Do this
Return the entries below in their exact form, leaving the pictures out.

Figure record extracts
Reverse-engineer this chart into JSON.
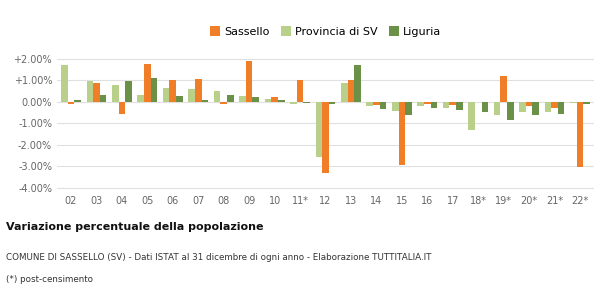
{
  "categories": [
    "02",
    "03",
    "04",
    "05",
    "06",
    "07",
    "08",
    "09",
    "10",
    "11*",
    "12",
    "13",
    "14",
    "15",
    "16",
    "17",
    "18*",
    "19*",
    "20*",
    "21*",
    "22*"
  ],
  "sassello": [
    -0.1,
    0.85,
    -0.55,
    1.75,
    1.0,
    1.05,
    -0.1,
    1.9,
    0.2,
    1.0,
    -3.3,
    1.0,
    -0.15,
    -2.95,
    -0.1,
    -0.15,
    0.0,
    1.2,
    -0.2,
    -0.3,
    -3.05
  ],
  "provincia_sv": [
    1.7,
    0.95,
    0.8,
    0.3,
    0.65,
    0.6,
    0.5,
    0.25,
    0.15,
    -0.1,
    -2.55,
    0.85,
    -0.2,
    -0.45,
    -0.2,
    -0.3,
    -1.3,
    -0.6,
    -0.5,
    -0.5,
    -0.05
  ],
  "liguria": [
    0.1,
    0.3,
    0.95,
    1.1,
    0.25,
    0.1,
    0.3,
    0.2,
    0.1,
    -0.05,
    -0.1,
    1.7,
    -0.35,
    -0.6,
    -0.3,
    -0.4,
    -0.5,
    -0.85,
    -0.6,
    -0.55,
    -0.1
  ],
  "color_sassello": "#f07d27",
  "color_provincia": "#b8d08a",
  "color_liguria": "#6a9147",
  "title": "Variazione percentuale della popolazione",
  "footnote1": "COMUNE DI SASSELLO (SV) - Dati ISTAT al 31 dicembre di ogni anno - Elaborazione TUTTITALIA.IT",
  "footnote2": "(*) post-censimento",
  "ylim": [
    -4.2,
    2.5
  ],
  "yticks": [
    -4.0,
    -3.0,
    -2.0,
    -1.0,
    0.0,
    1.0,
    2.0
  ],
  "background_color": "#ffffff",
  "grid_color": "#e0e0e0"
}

Completed task
Reverse-engineer this chart into JSON.
{
  "categories": [
    "02",
    "03",
    "04",
    "05",
    "06",
    "07",
    "08",
    "09",
    "10",
    "11*",
    "12",
    "13",
    "14",
    "15",
    "16",
    "17",
    "18*",
    "19*",
    "20*",
    "21*",
    "22*"
  ],
  "sassello": [
    -0.1,
    0.85,
    -0.55,
    1.75,
    1.0,
    1.05,
    -0.1,
    1.9,
    0.2,
    1.0,
    -3.3,
    1.0,
    -0.15,
    -2.95,
    -0.1,
    -0.15,
    0.0,
    1.2,
    -0.2,
    -0.3,
    -3.05
  ],
  "provincia_sv": [
    1.7,
    0.95,
    0.8,
    0.3,
    0.65,
    0.6,
    0.5,
    0.25,
    0.15,
    -0.1,
    -2.55,
    0.85,
    -0.2,
    -0.45,
    -0.2,
    -0.3,
    -1.3,
    -0.6,
    -0.5,
    -0.5,
    -0.05
  ],
  "liguria": [
    0.1,
    0.3,
    0.95,
    1.1,
    0.25,
    0.1,
    0.3,
    0.2,
    0.1,
    -0.05,
    -0.1,
    1.7,
    -0.35,
    -0.6,
    -0.3,
    -0.4,
    -0.5,
    -0.85,
    -0.6,
    -0.55,
    -0.1
  ],
  "color_sassello": "#f07d27",
  "color_provincia": "#b8d08a",
  "color_liguria": "#6a9147",
  "title": "Variazione percentuale della popolazione",
  "footnote1": "COMUNE DI SASSELLO (SV) - Dati ISTAT al 31 dicembre di ogni anno - Elaborazione TUTTITALIA.IT",
  "footnote2": "(*) post-censimento",
  "ylim": [
    -4.2,
    2.5
  ],
  "yticks": [
    -4.0,
    -3.0,
    -2.0,
    -1.0,
    0.0,
    1.0,
    2.0
  ],
  "background_color": "#ffffff",
  "grid_color": "#e0e0e0"
}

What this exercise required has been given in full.